**What is being asked:** Locate the string "DRAM" in the listing below. Copy every line where it is found.

**Dataset extract:**
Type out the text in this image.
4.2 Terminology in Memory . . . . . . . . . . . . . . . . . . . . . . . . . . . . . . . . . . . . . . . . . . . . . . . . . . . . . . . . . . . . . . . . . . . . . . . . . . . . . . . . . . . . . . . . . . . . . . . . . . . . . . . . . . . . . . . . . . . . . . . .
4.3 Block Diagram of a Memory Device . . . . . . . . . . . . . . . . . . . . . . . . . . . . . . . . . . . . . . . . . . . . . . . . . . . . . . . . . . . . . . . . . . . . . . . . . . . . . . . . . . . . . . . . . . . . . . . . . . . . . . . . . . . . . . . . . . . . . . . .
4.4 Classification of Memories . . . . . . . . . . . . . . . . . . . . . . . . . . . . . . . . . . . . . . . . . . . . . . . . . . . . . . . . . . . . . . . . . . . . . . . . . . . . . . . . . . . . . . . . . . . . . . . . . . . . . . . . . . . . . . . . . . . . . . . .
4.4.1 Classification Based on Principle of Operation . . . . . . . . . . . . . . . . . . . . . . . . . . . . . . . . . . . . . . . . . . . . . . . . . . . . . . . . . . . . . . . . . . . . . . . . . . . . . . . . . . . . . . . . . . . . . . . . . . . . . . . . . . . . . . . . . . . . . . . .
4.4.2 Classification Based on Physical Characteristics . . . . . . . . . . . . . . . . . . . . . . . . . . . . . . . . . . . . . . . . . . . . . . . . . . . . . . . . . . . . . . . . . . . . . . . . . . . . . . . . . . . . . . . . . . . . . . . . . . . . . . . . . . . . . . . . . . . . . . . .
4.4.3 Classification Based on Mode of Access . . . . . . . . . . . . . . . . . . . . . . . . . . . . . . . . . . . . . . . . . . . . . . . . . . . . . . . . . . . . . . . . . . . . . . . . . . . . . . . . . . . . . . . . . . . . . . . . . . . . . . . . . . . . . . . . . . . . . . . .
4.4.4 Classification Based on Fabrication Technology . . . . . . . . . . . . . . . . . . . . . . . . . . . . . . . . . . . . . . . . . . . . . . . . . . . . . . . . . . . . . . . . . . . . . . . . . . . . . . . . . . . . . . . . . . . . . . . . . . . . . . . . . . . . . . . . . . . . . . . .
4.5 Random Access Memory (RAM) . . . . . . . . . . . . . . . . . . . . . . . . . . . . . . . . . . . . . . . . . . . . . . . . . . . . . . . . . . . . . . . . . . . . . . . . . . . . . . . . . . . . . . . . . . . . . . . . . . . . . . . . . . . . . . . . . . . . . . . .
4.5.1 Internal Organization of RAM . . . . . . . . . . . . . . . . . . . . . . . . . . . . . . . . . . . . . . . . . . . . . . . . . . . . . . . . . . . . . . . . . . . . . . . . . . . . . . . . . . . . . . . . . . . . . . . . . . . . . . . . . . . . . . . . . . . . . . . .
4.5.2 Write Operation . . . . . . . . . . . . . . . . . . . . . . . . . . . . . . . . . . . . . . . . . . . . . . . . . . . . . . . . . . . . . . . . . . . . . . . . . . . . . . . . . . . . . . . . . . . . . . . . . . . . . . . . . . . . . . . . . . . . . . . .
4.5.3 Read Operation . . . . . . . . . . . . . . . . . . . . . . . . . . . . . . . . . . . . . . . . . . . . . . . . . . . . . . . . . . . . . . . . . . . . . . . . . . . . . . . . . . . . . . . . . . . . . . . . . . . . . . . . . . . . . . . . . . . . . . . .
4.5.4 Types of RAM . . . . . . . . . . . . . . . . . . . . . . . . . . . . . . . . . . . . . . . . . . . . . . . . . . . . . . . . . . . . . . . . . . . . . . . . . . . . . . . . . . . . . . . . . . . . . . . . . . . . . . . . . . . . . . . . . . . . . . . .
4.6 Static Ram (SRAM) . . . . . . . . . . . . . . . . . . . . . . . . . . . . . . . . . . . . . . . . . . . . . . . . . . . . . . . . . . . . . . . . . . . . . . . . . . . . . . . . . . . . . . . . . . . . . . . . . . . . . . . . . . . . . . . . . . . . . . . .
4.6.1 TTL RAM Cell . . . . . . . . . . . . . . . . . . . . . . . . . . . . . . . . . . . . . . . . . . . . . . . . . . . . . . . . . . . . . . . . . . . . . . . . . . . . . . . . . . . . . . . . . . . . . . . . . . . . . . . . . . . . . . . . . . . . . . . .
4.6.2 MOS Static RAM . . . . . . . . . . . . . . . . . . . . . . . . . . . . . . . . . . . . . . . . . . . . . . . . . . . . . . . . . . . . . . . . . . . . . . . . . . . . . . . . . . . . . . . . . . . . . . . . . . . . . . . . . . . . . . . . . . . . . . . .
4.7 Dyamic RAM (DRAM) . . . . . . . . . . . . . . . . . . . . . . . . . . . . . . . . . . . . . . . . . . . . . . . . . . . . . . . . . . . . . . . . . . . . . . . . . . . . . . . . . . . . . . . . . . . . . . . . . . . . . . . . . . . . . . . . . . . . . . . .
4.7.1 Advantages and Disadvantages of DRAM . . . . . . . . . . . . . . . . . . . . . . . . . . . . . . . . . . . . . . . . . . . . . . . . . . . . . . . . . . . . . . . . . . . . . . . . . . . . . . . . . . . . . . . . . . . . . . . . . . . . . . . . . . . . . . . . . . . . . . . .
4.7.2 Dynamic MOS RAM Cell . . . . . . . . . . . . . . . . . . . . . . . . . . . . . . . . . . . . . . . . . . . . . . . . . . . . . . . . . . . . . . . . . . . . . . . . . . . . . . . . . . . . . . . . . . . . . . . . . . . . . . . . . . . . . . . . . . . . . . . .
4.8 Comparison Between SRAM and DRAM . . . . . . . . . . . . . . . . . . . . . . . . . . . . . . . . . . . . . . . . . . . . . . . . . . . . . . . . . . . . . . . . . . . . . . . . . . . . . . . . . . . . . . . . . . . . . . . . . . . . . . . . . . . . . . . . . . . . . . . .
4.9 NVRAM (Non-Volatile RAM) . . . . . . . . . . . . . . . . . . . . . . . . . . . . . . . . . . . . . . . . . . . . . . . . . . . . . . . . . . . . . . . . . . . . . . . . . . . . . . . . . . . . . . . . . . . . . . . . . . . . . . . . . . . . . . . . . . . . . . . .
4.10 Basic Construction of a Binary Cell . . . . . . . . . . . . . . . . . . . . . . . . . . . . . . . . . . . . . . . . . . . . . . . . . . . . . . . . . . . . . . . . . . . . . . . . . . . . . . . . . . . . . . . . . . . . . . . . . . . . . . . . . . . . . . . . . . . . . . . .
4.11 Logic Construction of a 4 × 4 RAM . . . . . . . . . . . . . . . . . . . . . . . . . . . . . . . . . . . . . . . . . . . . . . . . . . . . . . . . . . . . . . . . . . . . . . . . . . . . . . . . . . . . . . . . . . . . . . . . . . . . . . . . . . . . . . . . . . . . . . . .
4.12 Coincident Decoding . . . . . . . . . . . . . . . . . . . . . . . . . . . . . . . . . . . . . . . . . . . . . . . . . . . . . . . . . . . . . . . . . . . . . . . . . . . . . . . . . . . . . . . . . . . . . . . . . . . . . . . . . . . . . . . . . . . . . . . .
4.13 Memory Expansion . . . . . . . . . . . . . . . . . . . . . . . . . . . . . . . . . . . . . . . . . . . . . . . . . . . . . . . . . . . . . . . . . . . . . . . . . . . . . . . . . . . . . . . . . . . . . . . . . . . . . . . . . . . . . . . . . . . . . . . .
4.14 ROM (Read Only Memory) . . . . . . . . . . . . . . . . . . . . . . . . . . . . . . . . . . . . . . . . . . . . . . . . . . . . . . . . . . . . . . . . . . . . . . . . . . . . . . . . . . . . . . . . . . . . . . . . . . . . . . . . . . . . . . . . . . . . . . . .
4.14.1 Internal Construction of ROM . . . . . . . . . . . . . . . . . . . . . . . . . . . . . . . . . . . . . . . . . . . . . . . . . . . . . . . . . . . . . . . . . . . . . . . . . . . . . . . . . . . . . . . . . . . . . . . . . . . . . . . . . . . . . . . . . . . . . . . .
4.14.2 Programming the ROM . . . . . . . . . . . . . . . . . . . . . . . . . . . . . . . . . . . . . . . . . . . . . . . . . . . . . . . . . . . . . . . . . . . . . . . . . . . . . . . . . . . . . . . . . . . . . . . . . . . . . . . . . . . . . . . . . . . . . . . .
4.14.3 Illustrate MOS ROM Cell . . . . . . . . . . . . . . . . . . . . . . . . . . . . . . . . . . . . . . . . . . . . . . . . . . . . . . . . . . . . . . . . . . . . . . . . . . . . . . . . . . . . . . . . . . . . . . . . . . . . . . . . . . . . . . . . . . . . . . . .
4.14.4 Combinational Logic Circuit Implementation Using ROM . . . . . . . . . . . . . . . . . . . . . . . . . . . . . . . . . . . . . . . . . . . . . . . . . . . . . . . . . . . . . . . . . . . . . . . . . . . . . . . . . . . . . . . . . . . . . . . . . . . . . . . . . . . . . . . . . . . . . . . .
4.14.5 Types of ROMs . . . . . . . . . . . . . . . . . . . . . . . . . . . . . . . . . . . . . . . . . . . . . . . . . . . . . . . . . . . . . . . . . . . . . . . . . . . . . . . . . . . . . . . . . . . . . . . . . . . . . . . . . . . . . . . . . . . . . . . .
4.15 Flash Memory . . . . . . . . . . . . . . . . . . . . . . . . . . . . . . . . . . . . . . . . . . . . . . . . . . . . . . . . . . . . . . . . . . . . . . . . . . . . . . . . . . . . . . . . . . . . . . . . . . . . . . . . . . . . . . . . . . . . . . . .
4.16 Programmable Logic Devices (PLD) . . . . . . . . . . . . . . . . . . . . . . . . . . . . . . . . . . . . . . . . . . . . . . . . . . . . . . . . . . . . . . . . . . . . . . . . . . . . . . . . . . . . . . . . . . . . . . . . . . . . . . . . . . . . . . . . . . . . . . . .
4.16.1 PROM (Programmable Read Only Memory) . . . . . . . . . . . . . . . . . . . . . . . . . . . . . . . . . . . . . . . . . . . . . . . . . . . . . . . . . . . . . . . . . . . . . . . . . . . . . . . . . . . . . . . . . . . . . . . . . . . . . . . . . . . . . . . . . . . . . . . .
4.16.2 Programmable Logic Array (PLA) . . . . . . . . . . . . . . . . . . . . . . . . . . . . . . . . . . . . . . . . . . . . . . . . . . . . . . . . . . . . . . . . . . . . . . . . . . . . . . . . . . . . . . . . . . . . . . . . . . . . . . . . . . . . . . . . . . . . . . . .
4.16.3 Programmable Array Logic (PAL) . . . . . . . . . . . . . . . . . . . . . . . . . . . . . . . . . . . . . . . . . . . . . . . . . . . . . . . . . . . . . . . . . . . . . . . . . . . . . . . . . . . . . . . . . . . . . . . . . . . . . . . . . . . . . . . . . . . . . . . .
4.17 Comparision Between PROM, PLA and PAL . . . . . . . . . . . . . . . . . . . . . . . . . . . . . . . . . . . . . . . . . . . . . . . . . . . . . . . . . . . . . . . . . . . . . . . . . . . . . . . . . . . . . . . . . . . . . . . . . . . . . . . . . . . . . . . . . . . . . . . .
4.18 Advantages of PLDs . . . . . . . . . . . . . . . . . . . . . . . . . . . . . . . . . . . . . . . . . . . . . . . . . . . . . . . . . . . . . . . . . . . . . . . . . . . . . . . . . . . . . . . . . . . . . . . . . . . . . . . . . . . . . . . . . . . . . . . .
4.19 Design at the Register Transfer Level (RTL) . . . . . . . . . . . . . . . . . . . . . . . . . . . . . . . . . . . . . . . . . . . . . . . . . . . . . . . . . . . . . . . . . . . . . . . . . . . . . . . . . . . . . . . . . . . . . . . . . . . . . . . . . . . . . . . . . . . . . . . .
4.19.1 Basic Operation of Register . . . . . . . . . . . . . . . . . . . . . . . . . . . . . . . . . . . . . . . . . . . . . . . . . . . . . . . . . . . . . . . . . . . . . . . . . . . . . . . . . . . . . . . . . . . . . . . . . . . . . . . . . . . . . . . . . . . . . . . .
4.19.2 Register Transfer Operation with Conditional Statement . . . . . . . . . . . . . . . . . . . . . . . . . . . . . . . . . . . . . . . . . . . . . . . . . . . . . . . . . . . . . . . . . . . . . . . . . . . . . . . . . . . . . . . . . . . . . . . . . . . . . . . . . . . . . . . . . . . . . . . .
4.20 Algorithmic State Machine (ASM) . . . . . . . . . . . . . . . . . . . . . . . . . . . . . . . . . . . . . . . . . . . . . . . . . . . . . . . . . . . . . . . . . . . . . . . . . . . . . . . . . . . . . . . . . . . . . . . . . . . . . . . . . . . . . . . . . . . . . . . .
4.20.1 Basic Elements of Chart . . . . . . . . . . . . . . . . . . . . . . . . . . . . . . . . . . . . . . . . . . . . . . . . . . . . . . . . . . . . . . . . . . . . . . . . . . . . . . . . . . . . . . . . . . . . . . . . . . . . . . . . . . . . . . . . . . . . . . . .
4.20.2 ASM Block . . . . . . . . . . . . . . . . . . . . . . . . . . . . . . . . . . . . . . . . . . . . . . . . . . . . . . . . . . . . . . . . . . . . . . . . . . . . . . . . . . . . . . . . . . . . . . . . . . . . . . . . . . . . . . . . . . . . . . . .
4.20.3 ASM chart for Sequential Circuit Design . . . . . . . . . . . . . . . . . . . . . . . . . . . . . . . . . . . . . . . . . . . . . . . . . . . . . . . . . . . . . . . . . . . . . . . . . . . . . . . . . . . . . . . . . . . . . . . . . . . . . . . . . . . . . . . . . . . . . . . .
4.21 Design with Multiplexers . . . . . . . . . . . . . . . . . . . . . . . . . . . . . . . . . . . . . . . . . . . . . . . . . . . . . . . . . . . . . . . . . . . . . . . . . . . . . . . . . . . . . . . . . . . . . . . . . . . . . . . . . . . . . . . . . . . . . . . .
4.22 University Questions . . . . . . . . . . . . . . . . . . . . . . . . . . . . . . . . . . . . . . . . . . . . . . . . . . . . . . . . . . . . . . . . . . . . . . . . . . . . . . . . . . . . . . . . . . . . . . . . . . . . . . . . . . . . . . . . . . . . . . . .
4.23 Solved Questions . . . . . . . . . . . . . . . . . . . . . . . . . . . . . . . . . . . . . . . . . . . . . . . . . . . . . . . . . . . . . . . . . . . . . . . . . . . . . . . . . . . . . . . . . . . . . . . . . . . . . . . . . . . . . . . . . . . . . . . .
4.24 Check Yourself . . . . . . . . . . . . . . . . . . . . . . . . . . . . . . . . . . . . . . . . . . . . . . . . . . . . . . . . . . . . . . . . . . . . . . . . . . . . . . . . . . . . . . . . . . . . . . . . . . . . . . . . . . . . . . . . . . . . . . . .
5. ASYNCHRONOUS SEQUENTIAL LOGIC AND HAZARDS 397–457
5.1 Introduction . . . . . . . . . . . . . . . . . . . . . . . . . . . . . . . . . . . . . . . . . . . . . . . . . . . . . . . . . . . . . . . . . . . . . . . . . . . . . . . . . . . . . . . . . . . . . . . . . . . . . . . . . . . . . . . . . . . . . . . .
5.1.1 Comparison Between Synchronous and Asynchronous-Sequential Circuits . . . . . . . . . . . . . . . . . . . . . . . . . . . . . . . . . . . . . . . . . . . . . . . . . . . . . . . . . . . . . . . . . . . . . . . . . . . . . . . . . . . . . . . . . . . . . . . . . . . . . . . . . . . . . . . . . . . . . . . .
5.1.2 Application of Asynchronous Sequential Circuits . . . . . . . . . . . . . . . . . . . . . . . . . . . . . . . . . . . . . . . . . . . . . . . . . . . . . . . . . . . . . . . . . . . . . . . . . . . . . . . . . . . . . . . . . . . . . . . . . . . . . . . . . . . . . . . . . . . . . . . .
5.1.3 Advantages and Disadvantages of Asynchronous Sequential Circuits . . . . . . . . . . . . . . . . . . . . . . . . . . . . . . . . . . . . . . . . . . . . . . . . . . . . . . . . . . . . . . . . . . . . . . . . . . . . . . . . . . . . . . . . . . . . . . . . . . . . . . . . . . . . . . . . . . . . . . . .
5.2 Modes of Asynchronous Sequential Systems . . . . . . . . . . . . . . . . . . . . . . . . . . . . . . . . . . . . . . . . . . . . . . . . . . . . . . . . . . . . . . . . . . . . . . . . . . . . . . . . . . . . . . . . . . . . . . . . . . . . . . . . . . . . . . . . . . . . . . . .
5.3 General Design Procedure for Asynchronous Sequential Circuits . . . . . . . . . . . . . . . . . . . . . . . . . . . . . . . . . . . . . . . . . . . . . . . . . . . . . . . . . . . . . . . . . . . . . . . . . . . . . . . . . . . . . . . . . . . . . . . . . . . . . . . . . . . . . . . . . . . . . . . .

**Exercise solution:**
4.7 Dyamic RAM (DRAM) . . . . . . . . . . . . . . . . . . . . . . . . . . . . . . . . . . . . . . . . . . . . . . . . . . . . . . . . . . . . . . . . . . . . . . . . . . . . . . . . . . . . . . . . . . . . . . . . . . . . . . . . . . . . . . . . . . . . . . . .
4.7.1 Advantages and Disadvantages of DRAM . . . . . . . . . . . . . . . . . . . . . . . . . . . . . . . . . . . . . . . . . . . . . . . . . . . . . . . . . . . . . . . . . . . . . . . . . . . . . . . . . . . . . . . . . . . . . . . . . . . . . . . . . . . . . . . . . . . . . . . .
4.8 Comparison Between SRAM and DRAM . . . . . . . . . . . . . . . . . . . . . . . . . . . . . . . . . . . . . . . . . . . . . . . . . . . . . . . . . . . . . . . . . . . . . . . . . . . . . . . . . . . . . . . . . . . . . . . . . . . . . . . . . . . . . . . . . . . . . . . .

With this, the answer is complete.